> **WHAT IS REQUIRED**
The records below must be copied in full; omit the images.

> **DATA SHOWN**
━━━━━━━━━━━━━━━━

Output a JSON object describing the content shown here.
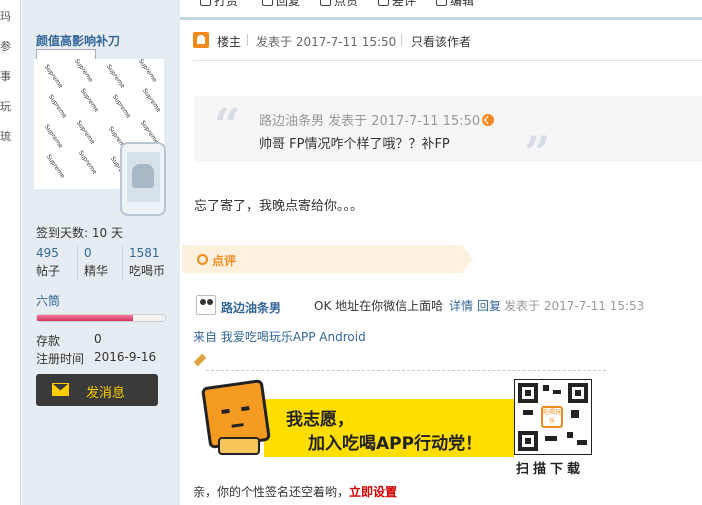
{
  "left_strip": [
    "玛",
    "参",
    "事",
    "玩",
    "琉"
  ],
  "toolbar": {
    "items": [
      "打赏",
      "回复",
      "点赞",
      "差评",
      "编辑"
    ]
  },
  "user": {
    "name": "颜值高影响补刀",
    "avatar_brand": "Supreme",
    "signin": "签到天数: 10 天",
    "stats": [
      {
        "value": "495",
        "label": "帖子"
      },
      {
        "value": "0",
        "label": "精华"
      },
      {
        "value": "1581",
        "label": "吃喝币"
      }
    ],
    "rank": "六筒",
    "rank_progress": 0.75,
    "info": [
      {
        "label": "存款",
        "value": "0"
      },
      {
        "label": "注册时间",
        "value": "2016-9-16"
      }
    ],
    "message_button": "发消息"
  },
  "post": {
    "floor": "楼主",
    "posted_at": "发表于 2017-7-11 15:50",
    "author_only": "只看该作者",
    "quote_author": "路边油条男 发表于 2017-7-11 15:50",
    "quote_text": "帅哥 FP情况咋个样了哦？？补FP",
    "reply": "忘了寄了，我晚点寄给你。。。"
  },
  "rating": {
    "label": "点评"
  },
  "comment": {
    "user": "路边油条男",
    "text": "OK 地址在你微信上面哈",
    "detail": "详情",
    "reply": "回复",
    "time": "发表于 2017-7-11 15:53"
  },
  "from_app": "来自 我爱吃喝玩乐APP Android",
  "banner": {
    "line1": "我志愿，",
    "line2": "加入吃喝APP行动党！",
    "scan": "扫描下载",
    "qr_logo": "吃喝玩乐"
  },
  "signature": {
    "prompt": "亲，你的个性签名还空着哟，",
    "link": "立即设置"
  },
  "colors": {
    "accent_orange": "#f28b1f",
    "link_blue": "#336699",
    "panel_bg": "#e5edf2",
    "banner_yellow": "#ffde00",
    "link_red": "#d60000"
  }
}
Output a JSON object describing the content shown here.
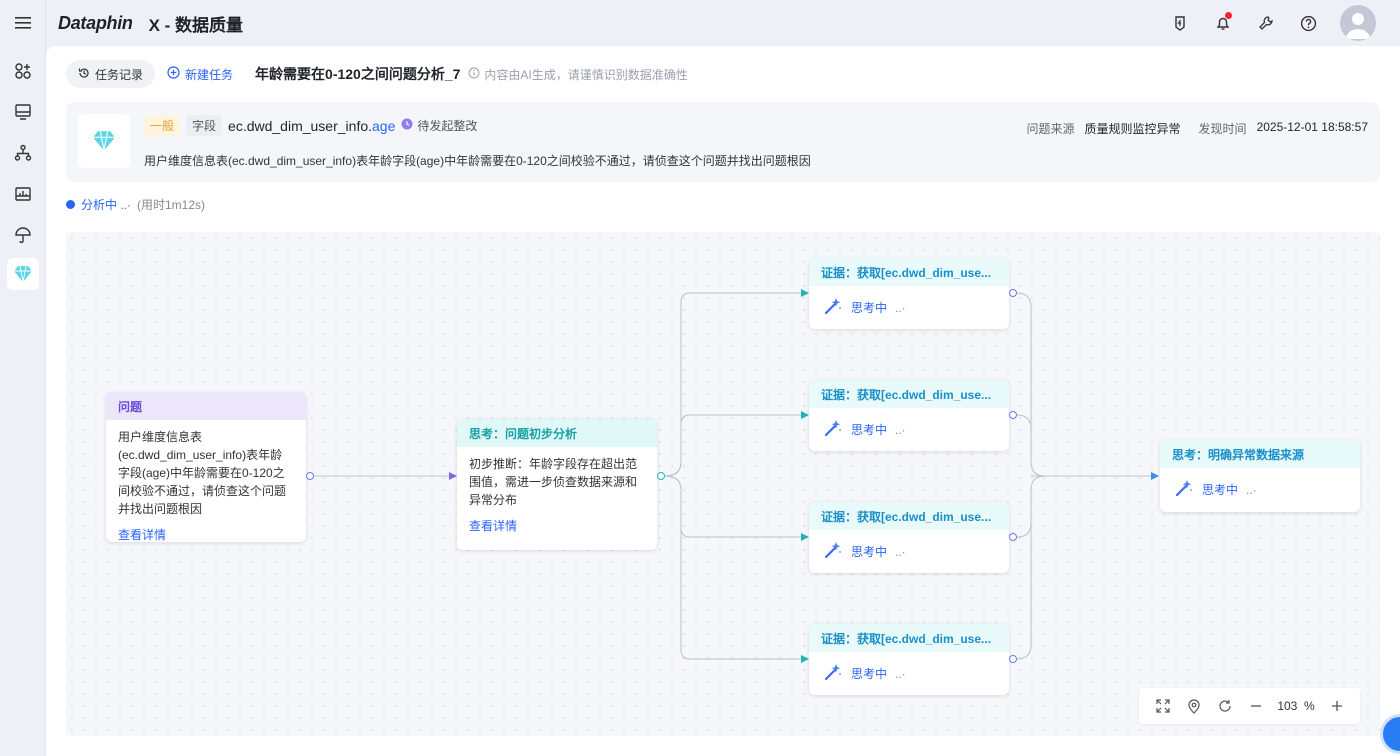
{
  "app": {
    "logo": "Dataphin",
    "title": "X - 数据质量"
  },
  "tabs": {
    "history": "任务记录",
    "new_task": "新建任务",
    "task_title": "年龄需要在0-120之间问题分析_7",
    "ai_hint": "内容由AI生成，请谨慎识别数据准确性"
  },
  "issue": {
    "level": "一般",
    "type": "字段",
    "table": "ec.dwd_dim_user_info.",
    "column": "age",
    "status": "待发起整改",
    "description": "用户维度信息表(ec.dwd_dim_user_info)表年龄字段(age)中年龄需要在0-120之间校验不通过，请侦查这个问题并找出问题根因",
    "source_label": "问题来源",
    "source_value": "质量规则监控异常",
    "found_label": "发现时间",
    "found_value": "2025-12-01 18:58:57"
  },
  "progress": {
    "status": "分析中 ..·",
    "elapsed": "(用时1m12s)"
  },
  "nodes": {
    "problem": {
      "title": "问题",
      "body": "用户维度信息表(ec.dwd_dim_user_info)表年龄字段(age)中年龄需要在0-120之间校验不通过，请侦查这个问题并找出问题根因",
      "link": "查看详情"
    },
    "think1": {
      "title": "思考：问题初步分析",
      "body": "初步推断：年龄字段存在超出范围值，需进一步侦查数据来源和异常分布",
      "link": "查看详情"
    },
    "evidence": [
      {
        "title": "证据：获取[ec.dwd_dim_use...",
        "status": "思考中",
        "dots": "..·"
      },
      {
        "title": "证据：获取[ec.dwd_dim_use...",
        "status": "思考中",
        "dots": "..·"
      },
      {
        "title": "证据：获取[ec.dwd_dim_use...",
        "status": "思考中",
        "dots": "..·"
      },
      {
        "title": "证据：获取[ec.dwd_dim_use...",
        "status": "思考中",
        "dots": "..·"
      }
    ],
    "think2": {
      "title": "思考：明确异常数据来源",
      "status": "思考中",
      "dots": "..·"
    }
  },
  "toolbar": {
    "zoom": "103",
    "unit": "%"
  },
  "colors": {
    "accent": "#2a63f5",
    "problem_header": "#ece6fb",
    "think_header": "#e0f8f7"
  },
  "icons": [
    "menu-icon",
    "apps-icon",
    "monitor-icon",
    "lineage-icon",
    "dashboard-icon",
    "umbrella-icon",
    "gem-icon",
    "badge-icon",
    "bell-icon",
    "tool-icon",
    "help-icon",
    "history-icon",
    "plus-circle-icon",
    "info-icon",
    "clock-icon",
    "magic-wand-icon",
    "fullscreen-icon",
    "locate-icon",
    "refresh-icon",
    "zoom-out-icon",
    "zoom-in-icon"
  ]
}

━━━━━━━━━━━━━━━━

> **EXERCISE RESULT**
Output a JSON object describing the content shown here.
{
  "left_strip": [
    "玛",
    "参",
    "事",
    "玩",
    "琉"
  ],
  "toolbar": {
    "items": [
      "打赏",
      "回复",
      "点赞",
      "差评",
      "编辑"
    ]
  },
  "user": {
    "name": "颜值高影响补刀",
    "avatar_brand": "Supreme",
    "signin": "签到天数: 10 天",
    "stats": [
      {
        "value": "495",
        "label": "帖子"
      },
      {
        "value": "0",
        "label": "精华"
      },
      {
        "value": "1581",
        "label": "吃喝币"
      }
    ],
    "rank": "六筒",
    "rank_progress": 0.75,
    "info": [
      {
        "label": "存款",
        "value": "0"
      },
      {
        "label": "注册时间",
        "value": "2016-9-16"
      }
    ],
    "message_button": "发消息"
  },
  "post": {
    "floor": "楼主",
    "posted_at": "发表于 2017-7-11 15:50",
    "author_only": "只看该作者",
    "quote_author": "路边油条男 发表于 2017-7-11 15:50",
    "quote_text": "帅哥 FP情况咋个样了哦？？补FP",
    "reply": "忘了寄了，我晚点寄给你。。。"
  },
  "rating": {
    "label": "点评"
  },
  "comment": {
    "user": "路边油条男",
    "text": "OK 地址在你微信上面哈",
    "detail": "详情",
    "reply": "回复",
    "time": "发表于 2017-7-11 15:53"
  },
  "from_app": "来自 我爱吃喝玩乐APP Android",
  "banner": {
    "line1": "我志愿，",
    "line2": "加入吃喝APP行动党！",
    "scan": "扫描下载",
    "qr_logo": "吃喝玩乐"
  },
  "signature": {
    "prompt": "亲，你的个性签名还空着哟，",
    "link": "立即设置"
  },
  "colors": {
    "accent_orange": "#f28b1f",
    "link_blue": "#336699",
    "panel_bg": "#e5edf2",
    "banner_yellow": "#ffde00",
    "link_red": "#d60000"
  }
}
Output a JSON object describing the content shown here.
{
  "app": {
    "logo": "Dataphin",
    "title": "X - 数据质量"
  },
  "tabs": {
    "history": "任务记录",
    "new_task": "新建任务",
    "task_title": "年龄需要在0-120之间问题分析_7",
    "ai_hint": "内容由AI生成，请谨慎识别数据准确性"
  },
  "issue": {
    "level": "一般",
    "type": "字段",
    "table": "ec.dwd_dim_user_info.",
    "column": "age",
    "status": "待发起整改",
    "description": "用户维度信息表(ec.dwd_dim_user_info)表年龄字段(age)中年龄需要在0-120之间校验不通过，请侦查这个问题并找出问题根因",
    "source_label": "问题来源",
    "source_value": "质量规则监控异常",
    "found_label": "发现时间",
    "found_value": "2025-12-01 18:58:57"
  },
  "progress": {
    "status": "分析中 ..·",
    "elapsed": "(用时1m12s)"
  },
  "nodes": {
    "problem": {
      "title": "问题",
      "body": "用户维度信息表(ec.dwd_dim_user_info)表年龄字段(age)中年龄需要在0-120之间校验不通过，请侦查这个问题并找出问题根因",
      "link": "查看详情"
    },
    "think1": {
      "title": "思考：问题初步分析",
      "body": "初步推断：年龄字段存在超出范围值，需进一步侦查数据来源和异常分布",
      "link": "查看详情"
    },
    "evidence": [
      {
        "title": "证据：获取[ec.dwd_dim_use...",
        "status": "思考中",
        "dots": "..·"
      },
      {
        "title": "证据：获取[ec.dwd_dim_use...",
        "status": "思考中",
        "dots": "..·"
      },
      {
        "title": "证据：获取[ec.dwd_dim_use...",
        "status": "思考中",
        "dots": "..·"
      },
      {
        "title": "证据：获取[ec.dwd_dim_use...",
        "status": "思考中",
        "dots": "..·"
      }
    ],
    "think2": {
      "title": "思考：明确异常数据来源",
      "status": "思考中",
      "dots": "..·"
    }
  },
  "toolbar": {
    "zoom": "103",
    "unit": "%"
  },
  "colors": {
    "accent": "#2a63f5",
    "problem_header": "#ece6fb",
    "think_header": "#e0f8f7"
  },
  "icons": [
    "menu-icon",
    "apps-icon",
    "monitor-icon",
    "lineage-icon",
    "dashboard-icon",
    "umbrella-icon",
    "gem-icon",
    "badge-icon",
    "bell-icon",
    "tool-icon",
    "help-icon",
    "history-icon",
    "plus-circle-icon",
    "info-icon",
    "clock-icon",
    "magic-wand-icon",
    "fullscreen-icon",
    "locate-icon",
    "refresh-icon",
    "zoom-out-icon",
    "zoom-in-icon"
  ]
}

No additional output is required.